--- Source material ---
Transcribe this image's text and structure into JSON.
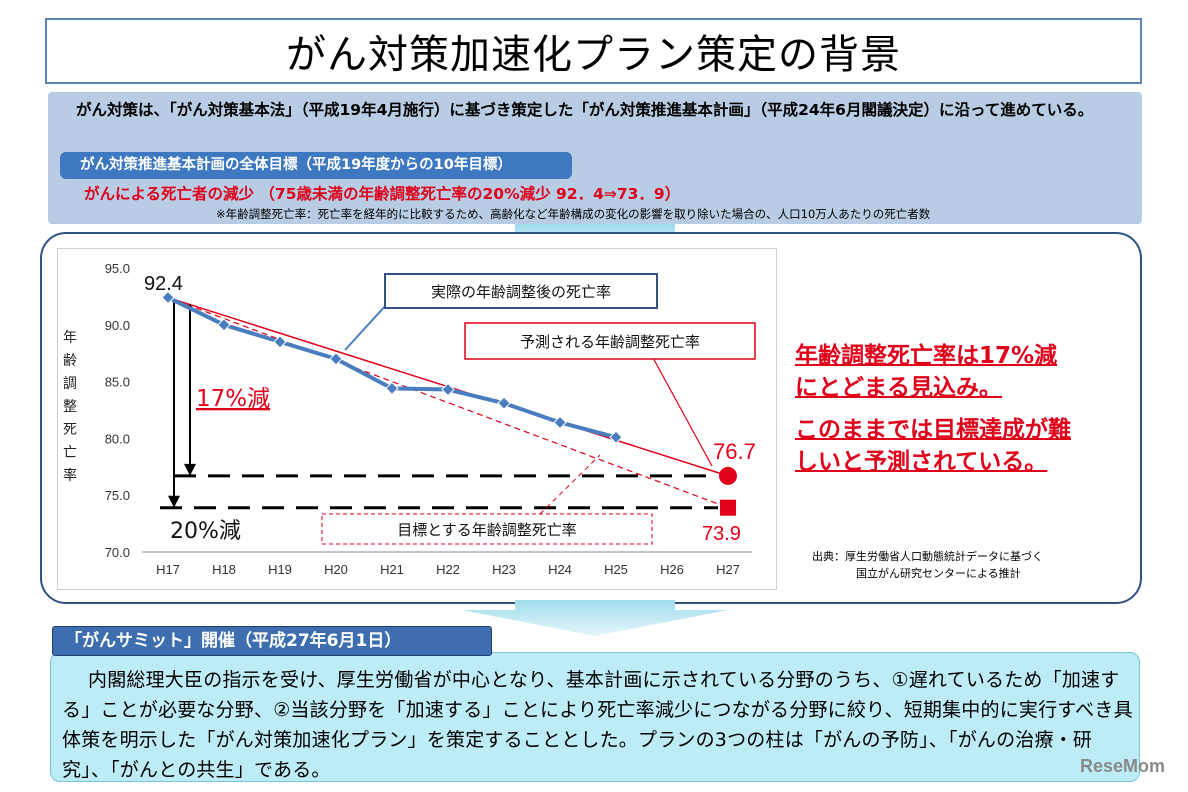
{
  "slide": {
    "title": "がん対策加速化プラン策定の背景",
    "intro_text": "がん対策は、「がん対策基本法」（平成19年4月施行）に基づき策定した「がん対策推進基本計画」（平成24年6月閣議決定）に沿って進めている。",
    "goal_bar_label": "がん対策推進基本計画の全体目標（平成19年度からの10年目標）",
    "goal_target": "がんによる死亡者の減少 （75歳未満の年齢調整死亡率の20%減少 92．4⇒73．9）",
    "footnote": "※年齢調整死亡率：死亡率を経年的に比較するため、高齢化など年齢構成の変化の影響を取り除いた場合の、人口10万人あたりの死亡者数"
  },
  "callout": {
    "line1": "年齢調整死亡率は17%減",
    "line2": "にとどまる見込み。",
    "line3": "このままでは目標達成が難",
    "line4": "しいと予測されている。"
  },
  "source": {
    "line1": "出典：厚生労働省人口動態統計データに基づく",
    "line2": "国立がん研究センターによる推計"
  },
  "summit": {
    "tab_label": "「がんサミット」開催（平成27年6月1日）",
    "body": "内閣総理大臣の指示を受け、厚生労働省が中心となり、基本計画に示されている分野のうち、①遅れているため「加速する」ことが必要な分野、②当該分野を「加速する」ことにより死亡率減少につながる分野に絞り、短期集中的に実行すべき具体策を明示した「がん対策加速化プラン」を策定することとした。プランの3つの柱は「がんの予防」、「がんの治療・研究」、「がんとの共生」である。"
  },
  "logo_text": "ReseMom",
  "chart_data": {
    "type": "line",
    "categories": [
      "H17",
      "H18",
      "H19",
      "H20",
      "H21",
      "H22",
      "H23",
      "H24",
      "H25",
      "H26",
      "H27"
    ],
    "ylabel": "年齢調整死亡率",
    "ylim": [
      70.0,
      95.0
    ],
    "yticks": [
      "70.0",
      "75.0",
      "80.0",
      "85.0",
      "90.0",
      "95.0"
    ],
    "grid": false,
    "series": [
      {
        "name": "実際の年齢調整後の死亡率",
        "color": "#4a7dc0",
        "values": [
          92.4,
          90.0,
          88.5,
          87.0,
          84.4,
          84.3,
          83.1,
          81.4,
          80.1,
          null,
          null
        ]
      },
      {
        "name": "予測される年齢調整死亡率",
        "color": "#e0001a",
        "values": [
          92.4,
          null,
          null,
          null,
          null,
          null,
          null,
          null,
          null,
          null,
          76.7
        ]
      },
      {
        "name": "目標とする年齢調整死亡率",
        "color": "#e0001a",
        "dashed": true,
        "values": [
          92.4,
          null,
          null,
          null,
          null,
          null,
          null,
          null,
          null,
          null,
          73.9
        ]
      }
    ],
    "annotations": {
      "start_label": "92.4",
      "predicted_label": "76.7",
      "target_label": "73.9",
      "pct17_label": "17%減",
      "pct20_label": "20%減"
    }
  }
}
---
- **Exercise**
Return all the lines that contain the string "name".

- **Exercise response**
        "name": "実際の年齢調整後の死亡率",
        "name": "予測される年齢調整死亡率",
        "name": "目標とする年齢調整死亡率",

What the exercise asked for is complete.